(Saved data entries)
-- -- --

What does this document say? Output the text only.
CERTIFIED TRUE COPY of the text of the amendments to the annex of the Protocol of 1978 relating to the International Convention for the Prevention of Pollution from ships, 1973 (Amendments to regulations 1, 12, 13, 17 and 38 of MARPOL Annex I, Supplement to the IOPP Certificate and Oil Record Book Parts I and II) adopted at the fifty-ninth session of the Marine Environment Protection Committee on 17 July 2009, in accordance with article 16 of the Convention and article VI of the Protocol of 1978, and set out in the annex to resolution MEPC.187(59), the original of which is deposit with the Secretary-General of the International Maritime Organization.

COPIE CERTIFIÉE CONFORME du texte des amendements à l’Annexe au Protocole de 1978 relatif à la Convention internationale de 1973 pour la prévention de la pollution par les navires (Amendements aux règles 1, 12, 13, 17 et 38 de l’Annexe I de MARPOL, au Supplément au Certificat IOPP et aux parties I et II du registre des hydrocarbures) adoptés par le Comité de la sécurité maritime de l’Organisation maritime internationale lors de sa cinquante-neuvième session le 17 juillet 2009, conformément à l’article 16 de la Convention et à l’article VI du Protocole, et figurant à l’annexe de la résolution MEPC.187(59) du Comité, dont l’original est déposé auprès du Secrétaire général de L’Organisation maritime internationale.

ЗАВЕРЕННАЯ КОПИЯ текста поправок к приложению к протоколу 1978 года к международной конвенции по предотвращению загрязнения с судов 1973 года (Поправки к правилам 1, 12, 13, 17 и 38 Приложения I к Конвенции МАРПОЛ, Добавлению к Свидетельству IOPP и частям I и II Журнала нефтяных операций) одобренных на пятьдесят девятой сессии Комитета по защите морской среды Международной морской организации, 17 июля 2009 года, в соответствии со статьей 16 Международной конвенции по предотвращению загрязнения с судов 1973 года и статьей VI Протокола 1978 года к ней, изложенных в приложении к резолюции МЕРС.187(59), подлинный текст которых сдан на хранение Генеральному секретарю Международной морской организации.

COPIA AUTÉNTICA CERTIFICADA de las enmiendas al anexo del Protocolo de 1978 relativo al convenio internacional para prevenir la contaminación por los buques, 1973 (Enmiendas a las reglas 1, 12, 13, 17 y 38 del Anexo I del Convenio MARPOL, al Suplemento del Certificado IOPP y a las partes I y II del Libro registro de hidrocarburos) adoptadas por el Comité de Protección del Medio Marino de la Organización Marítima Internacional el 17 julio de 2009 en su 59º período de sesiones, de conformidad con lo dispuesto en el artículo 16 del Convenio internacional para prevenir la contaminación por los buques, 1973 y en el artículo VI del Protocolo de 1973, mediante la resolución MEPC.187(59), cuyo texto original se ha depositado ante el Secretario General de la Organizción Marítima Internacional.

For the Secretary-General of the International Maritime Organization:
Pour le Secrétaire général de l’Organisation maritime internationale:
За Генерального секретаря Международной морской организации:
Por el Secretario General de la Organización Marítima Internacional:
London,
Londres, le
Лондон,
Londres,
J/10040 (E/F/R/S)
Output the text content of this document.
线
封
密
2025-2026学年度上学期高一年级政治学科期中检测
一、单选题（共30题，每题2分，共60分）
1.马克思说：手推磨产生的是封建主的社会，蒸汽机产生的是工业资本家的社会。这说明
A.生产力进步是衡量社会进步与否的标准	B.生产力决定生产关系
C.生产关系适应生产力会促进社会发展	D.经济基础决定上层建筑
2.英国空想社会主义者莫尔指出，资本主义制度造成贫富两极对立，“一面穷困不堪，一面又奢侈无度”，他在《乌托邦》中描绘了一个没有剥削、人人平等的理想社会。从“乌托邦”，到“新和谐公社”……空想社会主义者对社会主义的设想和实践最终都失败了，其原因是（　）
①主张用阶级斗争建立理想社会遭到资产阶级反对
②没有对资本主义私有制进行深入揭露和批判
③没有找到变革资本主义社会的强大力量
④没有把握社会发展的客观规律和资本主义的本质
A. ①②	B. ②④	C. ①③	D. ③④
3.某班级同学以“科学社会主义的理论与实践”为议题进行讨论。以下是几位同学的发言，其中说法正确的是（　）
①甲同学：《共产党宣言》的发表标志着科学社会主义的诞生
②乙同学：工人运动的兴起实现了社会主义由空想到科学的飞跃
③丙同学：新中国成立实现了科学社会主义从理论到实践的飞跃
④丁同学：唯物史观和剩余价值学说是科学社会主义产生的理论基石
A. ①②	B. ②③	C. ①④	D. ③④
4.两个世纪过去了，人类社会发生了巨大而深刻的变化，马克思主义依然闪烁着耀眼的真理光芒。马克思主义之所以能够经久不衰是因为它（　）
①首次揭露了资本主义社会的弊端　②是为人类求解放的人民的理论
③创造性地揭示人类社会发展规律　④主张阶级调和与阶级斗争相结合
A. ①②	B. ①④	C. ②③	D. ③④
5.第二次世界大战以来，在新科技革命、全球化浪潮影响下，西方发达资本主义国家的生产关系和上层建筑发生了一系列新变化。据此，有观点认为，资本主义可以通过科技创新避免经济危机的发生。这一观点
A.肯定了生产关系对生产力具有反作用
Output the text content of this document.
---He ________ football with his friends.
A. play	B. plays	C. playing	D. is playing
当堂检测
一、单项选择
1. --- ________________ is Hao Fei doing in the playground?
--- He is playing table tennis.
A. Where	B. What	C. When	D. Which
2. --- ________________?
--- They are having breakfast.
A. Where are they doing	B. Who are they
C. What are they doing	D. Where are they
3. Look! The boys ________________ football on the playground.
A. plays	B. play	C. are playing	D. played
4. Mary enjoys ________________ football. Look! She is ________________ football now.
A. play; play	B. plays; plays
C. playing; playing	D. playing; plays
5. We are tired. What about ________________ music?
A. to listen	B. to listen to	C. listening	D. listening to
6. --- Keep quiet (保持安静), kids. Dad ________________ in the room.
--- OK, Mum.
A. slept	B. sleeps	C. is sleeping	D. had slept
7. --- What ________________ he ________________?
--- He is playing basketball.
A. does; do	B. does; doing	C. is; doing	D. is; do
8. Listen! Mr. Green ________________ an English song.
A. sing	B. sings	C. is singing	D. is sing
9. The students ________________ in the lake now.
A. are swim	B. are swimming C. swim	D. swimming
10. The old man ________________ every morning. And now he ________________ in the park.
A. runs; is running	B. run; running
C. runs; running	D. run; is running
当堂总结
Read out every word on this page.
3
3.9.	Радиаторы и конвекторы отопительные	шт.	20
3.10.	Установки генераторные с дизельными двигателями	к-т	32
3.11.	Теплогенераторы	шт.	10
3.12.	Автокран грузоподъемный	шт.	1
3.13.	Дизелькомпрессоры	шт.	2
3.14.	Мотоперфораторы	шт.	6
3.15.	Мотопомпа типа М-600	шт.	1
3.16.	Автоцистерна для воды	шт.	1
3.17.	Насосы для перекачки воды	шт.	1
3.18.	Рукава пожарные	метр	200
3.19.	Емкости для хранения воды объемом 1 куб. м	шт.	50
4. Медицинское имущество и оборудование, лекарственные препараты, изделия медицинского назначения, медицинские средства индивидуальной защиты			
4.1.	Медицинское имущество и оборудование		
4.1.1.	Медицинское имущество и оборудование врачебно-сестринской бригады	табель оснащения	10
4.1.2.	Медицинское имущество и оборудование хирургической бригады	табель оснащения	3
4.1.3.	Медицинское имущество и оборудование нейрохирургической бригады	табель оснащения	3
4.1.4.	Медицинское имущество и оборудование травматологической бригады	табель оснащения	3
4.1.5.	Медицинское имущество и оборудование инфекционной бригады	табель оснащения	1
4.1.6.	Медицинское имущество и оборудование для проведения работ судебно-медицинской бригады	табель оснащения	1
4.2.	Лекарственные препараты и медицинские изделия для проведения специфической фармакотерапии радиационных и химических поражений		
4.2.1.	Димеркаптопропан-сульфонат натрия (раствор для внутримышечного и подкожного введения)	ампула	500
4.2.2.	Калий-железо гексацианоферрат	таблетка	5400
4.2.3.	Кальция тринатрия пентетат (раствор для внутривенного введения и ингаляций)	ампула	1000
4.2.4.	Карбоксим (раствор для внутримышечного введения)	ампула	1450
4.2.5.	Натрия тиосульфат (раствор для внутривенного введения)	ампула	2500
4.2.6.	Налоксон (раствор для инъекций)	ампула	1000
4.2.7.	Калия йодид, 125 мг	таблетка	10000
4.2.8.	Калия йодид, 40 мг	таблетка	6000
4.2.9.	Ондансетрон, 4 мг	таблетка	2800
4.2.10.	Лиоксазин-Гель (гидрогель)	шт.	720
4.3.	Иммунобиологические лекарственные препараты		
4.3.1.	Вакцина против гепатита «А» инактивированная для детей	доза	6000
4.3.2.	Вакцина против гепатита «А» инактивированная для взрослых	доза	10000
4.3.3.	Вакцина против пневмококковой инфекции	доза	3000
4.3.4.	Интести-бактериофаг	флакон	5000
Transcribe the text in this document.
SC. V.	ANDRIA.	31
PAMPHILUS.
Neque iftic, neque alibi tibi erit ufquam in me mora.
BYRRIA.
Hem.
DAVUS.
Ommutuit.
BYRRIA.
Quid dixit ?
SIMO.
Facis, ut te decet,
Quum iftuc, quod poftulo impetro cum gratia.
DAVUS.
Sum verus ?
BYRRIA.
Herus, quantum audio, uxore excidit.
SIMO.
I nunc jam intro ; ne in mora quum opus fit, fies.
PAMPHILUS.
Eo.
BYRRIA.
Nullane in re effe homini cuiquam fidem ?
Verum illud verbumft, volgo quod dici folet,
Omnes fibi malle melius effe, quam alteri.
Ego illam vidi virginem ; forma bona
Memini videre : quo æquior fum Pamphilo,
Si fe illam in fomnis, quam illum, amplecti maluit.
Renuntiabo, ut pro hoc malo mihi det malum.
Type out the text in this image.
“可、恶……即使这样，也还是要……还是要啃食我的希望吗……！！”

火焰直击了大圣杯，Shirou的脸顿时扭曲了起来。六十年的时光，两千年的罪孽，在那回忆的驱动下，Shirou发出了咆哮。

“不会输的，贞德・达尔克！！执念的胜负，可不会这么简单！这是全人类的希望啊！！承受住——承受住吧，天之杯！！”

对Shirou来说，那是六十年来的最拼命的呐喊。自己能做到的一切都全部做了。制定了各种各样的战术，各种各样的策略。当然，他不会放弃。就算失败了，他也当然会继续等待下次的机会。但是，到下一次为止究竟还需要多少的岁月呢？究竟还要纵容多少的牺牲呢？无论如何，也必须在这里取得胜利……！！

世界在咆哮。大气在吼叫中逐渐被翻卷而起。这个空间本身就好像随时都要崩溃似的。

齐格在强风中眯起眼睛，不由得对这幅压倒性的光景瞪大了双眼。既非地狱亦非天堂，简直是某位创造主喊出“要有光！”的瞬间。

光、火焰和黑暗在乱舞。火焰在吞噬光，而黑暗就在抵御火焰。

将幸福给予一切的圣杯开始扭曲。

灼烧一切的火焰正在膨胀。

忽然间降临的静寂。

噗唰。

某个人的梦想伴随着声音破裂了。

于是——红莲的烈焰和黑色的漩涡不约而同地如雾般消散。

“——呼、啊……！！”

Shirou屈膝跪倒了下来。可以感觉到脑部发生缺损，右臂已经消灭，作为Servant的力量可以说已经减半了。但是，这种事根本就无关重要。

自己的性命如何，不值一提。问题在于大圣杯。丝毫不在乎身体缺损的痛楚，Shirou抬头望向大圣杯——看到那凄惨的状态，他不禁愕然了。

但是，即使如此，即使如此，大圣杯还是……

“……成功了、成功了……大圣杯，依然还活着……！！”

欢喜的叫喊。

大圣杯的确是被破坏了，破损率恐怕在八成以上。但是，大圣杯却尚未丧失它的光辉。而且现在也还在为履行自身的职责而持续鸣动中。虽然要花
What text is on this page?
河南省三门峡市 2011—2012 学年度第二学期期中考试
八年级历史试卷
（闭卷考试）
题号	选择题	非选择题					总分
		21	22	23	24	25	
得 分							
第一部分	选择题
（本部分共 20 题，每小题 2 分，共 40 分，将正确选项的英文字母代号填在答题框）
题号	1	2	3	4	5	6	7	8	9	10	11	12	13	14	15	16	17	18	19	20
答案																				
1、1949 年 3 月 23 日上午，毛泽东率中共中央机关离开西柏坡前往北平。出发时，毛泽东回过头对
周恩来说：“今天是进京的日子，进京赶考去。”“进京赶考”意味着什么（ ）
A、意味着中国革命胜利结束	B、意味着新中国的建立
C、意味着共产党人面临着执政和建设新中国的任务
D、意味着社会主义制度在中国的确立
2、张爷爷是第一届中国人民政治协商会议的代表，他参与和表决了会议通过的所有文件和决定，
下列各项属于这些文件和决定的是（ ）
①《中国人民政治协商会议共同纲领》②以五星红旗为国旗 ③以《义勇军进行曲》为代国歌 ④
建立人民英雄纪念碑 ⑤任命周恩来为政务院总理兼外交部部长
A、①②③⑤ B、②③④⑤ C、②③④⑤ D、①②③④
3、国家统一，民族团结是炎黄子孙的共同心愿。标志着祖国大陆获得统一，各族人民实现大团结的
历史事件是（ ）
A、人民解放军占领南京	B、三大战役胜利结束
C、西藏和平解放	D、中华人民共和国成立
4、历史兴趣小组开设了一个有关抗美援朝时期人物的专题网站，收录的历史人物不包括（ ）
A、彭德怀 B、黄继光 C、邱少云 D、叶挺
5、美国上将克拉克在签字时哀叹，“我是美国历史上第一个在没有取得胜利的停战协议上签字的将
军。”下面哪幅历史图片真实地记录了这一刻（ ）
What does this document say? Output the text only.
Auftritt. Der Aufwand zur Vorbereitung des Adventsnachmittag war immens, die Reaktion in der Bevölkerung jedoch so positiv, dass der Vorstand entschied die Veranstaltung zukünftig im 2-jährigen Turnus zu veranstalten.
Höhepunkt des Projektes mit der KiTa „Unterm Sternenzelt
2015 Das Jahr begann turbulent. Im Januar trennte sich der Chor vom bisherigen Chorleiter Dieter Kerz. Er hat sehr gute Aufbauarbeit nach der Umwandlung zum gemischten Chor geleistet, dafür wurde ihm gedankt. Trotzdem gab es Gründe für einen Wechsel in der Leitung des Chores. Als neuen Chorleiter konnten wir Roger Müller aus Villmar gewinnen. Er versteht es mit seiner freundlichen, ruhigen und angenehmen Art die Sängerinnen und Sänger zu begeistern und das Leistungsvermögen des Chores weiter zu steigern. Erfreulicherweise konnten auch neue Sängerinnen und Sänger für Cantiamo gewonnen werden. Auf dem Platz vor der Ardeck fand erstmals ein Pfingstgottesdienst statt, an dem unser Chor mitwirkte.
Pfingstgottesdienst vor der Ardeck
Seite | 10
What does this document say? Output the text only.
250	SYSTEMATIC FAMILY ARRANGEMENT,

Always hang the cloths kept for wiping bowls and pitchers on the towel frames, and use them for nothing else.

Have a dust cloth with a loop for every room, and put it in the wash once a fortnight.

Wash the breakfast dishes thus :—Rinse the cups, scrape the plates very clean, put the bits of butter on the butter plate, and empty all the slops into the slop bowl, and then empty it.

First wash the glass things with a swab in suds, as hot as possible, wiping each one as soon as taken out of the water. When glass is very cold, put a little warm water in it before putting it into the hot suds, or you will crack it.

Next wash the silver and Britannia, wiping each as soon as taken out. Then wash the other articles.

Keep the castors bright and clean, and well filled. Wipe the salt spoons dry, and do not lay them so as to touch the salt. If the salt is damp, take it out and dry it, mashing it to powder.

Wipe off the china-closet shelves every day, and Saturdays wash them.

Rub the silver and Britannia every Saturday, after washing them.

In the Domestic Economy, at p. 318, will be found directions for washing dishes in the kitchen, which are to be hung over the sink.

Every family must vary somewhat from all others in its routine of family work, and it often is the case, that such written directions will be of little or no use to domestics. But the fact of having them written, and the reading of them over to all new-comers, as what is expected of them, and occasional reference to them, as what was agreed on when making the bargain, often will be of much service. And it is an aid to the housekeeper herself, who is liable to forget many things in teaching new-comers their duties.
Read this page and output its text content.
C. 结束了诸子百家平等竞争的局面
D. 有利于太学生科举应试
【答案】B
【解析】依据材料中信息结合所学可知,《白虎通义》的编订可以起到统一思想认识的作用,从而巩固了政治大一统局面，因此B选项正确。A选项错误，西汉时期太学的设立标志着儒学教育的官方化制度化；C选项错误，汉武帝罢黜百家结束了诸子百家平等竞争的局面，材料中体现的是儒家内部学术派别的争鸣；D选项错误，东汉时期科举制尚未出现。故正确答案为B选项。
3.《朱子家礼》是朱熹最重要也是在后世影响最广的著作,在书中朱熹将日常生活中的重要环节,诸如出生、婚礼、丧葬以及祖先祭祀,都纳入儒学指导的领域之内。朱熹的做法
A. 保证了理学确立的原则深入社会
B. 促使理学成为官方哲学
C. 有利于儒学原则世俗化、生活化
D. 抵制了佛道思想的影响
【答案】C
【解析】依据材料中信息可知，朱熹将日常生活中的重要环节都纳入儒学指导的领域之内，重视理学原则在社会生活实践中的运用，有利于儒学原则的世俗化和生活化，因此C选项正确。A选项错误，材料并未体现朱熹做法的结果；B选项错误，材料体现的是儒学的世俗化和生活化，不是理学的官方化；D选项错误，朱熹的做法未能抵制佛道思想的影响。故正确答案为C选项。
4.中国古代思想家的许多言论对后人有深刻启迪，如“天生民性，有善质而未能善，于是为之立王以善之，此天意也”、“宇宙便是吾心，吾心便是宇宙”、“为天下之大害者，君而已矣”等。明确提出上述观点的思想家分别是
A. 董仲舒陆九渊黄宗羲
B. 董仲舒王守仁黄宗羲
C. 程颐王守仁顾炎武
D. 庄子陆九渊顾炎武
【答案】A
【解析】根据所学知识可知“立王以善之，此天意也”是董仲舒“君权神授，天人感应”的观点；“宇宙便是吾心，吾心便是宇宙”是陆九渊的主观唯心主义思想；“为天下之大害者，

-- -- --

### [WHAT TO WORK ON]
Using the listing, copy every line where the word "Wipe" shows up.

### [THE RESPONSE]
Keep the castors bright and clean, and well filled. Wipe the salt spoons dry, and do not lay them so as to touch the salt. If the salt is damp, take it out and dry it, mashing it to powder.
Wipe off the china-closet shelves every day, and Saturdays wash them.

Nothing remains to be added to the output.